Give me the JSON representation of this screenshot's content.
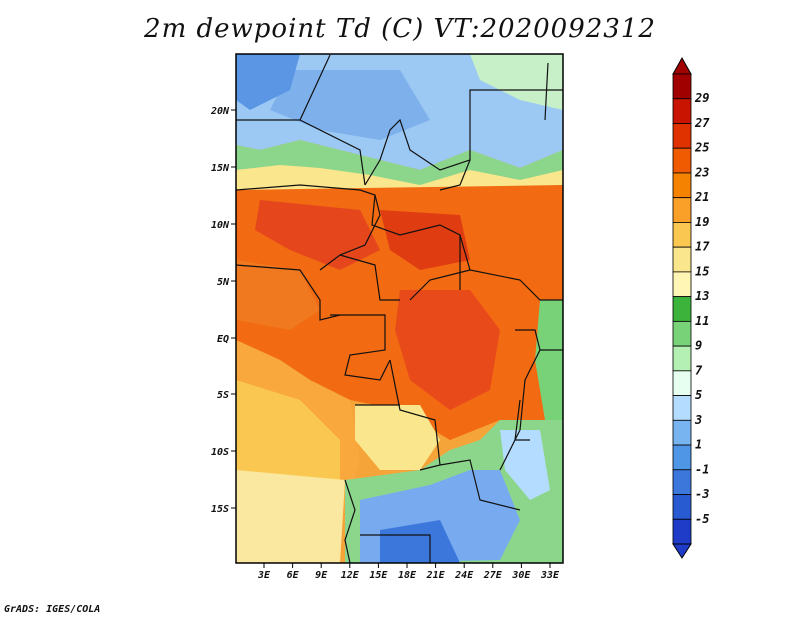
{
  "title": "2m dewpoint Td (C) VT:2020092312",
  "credit": "GrADS: IGES/COLA",
  "map": {
    "lat_labels": [
      "20N",
      "15N",
      "10N",
      "5N",
      "EQ",
      "5S",
      "10S",
      "15S"
    ],
    "lon_labels": [
      "3E",
      "6E",
      "9E",
      "12E",
      "15E",
      "18E",
      "21E",
      "24E",
      "27E",
      "30E",
      "33E"
    ]
  },
  "colorbar": {
    "labels": [
      "29",
      "27",
      "25",
      "23",
      "21",
      "19",
      "17",
      "15",
      "13",
      "11",
      "9",
      "7",
      "5",
      "3",
      "1",
      "-1",
      "-3",
      "-5"
    ],
    "colors": [
      "#a00000",
      "#c81400",
      "#e03200",
      "#f05a00",
      "#f58200",
      "#faa028",
      "#fac850",
      "#fae68c",
      "#fff5b4",
      "#3cb43c",
      "#78d278",
      "#b4f0b4",
      "#e6fff0",
      "#b4dcff",
      "#78b4f0",
      "#5096e6",
      "#3c78dc",
      "#285ad2",
      "#1e3cc8"
    ]
  },
  "colors": {
    "ocean_warm": "#f5a030",
    "sahara": "#8cc0f0",
    "south_dry": "#78aaf0"
  }
}
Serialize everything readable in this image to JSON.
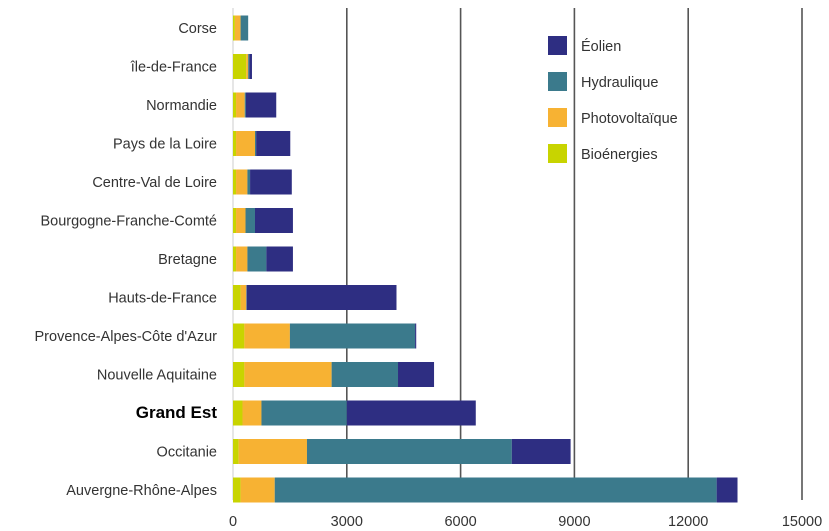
{
  "chart_data": {
    "type": "bar",
    "orientation": "horizontal",
    "stacked": true,
    "title": "",
    "xlabel": "",
    "ylabel": "",
    "xlim": [
      0,
      15000
    ],
    "xticks": [
      0,
      3000,
      6000,
      9000,
      12000,
      15000
    ],
    "grid": "vertical",
    "legend_position": "top-right",
    "highlighted_category": "Grand Est",
    "categories": [
      "Corse",
      "île-de-France",
      "Normandie",
      "Pays de la Loire",
      "Centre-Val de Loire",
      "Bourgogne-Franche-Comté",
      "Bretagne",
      "Hauts-de-France",
      "Provence-Alpes-Côte d'Azur",
      "Nouvelle Aquitaine",
      "Grand Est",
      "Occitanie",
      "Auvergne-Rhône-Alpes"
    ],
    "series": [
      {
        "name": "Bioénergies",
        "color": "#c8d400",
        "values": [
          50,
          350,
          80,
          80,
          80,
          80,
          80,
          200,
          300,
          300,
          250,
          150,
          200
        ]
      },
      {
        "name": "Photovoltaïque",
        "color": "#f7b233",
        "values": [
          150,
          50,
          230,
          500,
          300,
          250,
          300,
          150,
          1200,
          2300,
          500,
          1800,
          900
        ]
      },
      {
        "name": "Hydraulique",
        "color": "#3b7a8c",
        "values": [
          200,
          30,
          30,
          30,
          70,
          250,
          500,
          10,
          3300,
          1750,
          2250,
          5400,
          11650
        ]
      },
      {
        "name": "Éolien",
        "color": "#2e2e82",
        "values": [
          0,
          70,
          800,
          900,
          1100,
          1000,
          700,
          3950,
          30,
          950,
          3400,
          1550,
          550
        ]
      }
    ],
    "legend_order": [
      "Éolien",
      "Hydraulique",
      "Photovoltaïque",
      "Bioénergies"
    ]
  }
}
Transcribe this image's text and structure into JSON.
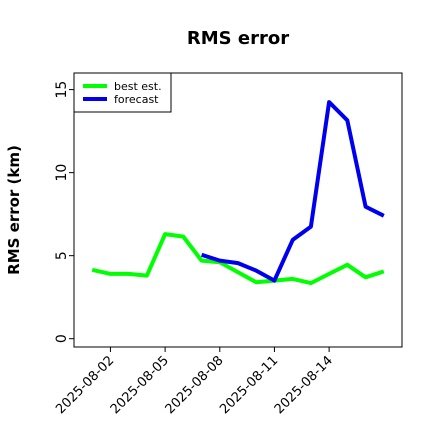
{
  "chart_data": {
    "type": "line",
    "title": "RMS error",
    "xlabel": "",
    "ylabel": "RMS error (km)",
    "x": [
      "2025-08-01",
      "2025-08-02",
      "2025-08-03",
      "2025-08-04",
      "2025-08-05",
      "2025-08-06",
      "2025-08-07",
      "2025-08-08",
      "2025-08-09",
      "2025-08-10",
      "2025-08-11",
      "2025-08-12",
      "2025-08-13",
      "2025-08-14",
      "2025-08-15",
      "2025-08-16",
      "2025-08-17"
    ],
    "x_ticks": [
      "2025-08-02",
      "2025-08-05",
      "2025-08-08",
      "2025-08-11",
      "2025-08-14"
    ],
    "xlim": [
      "2025-07-31",
      "2025-08-18"
    ],
    "ylim": [
      -0.5,
      16
    ],
    "y_ticks": [
      0,
      5,
      10,
      15
    ],
    "grid": false,
    "legend_position": "top-left",
    "series": [
      {
        "name": "best est.",
        "color": "#00ff00",
        "values": [
          4.15,
          3.9,
          3.9,
          3.8,
          6.3,
          6.15,
          4.7,
          4.6,
          4.0,
          3.4,
          3.5,
          3.6,
          3.35,
          3.9,
          4.45,
          3.7,
          4.05
        ]
      },
      {
        "name": "forecast",
        "color": "#0000ee",
        "values": [
          null,
          null,
          null,
          null,
          null,
          null,
          5.05,
          4.7,
          4.55,
          4.1,
          3.5,
          5.95,
          6.75,
          14.25,
          13.15,
          7.95,
          7.4
        ]
      }
    ]
  }
}
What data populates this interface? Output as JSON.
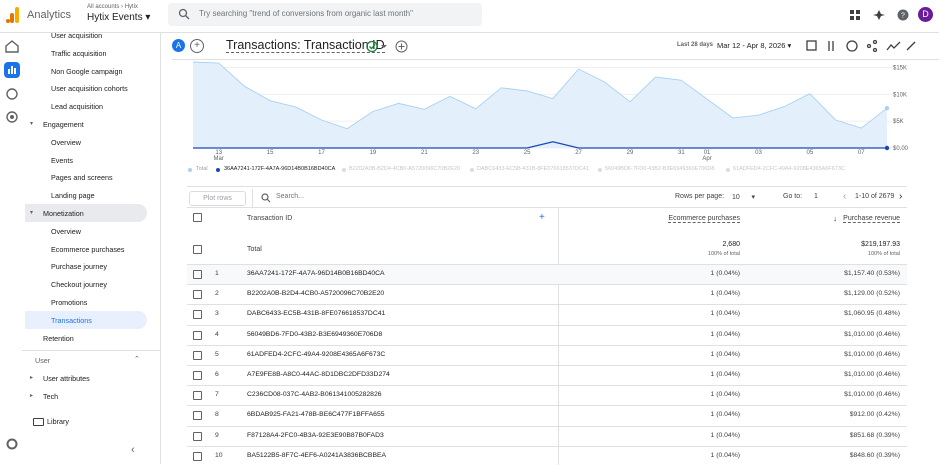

--------------------

EXERCISE PROMPT:
Look through the entries above and report the number of lines that contain "Alpes". Write only the number.

ANSWER TO THIS TASK:
2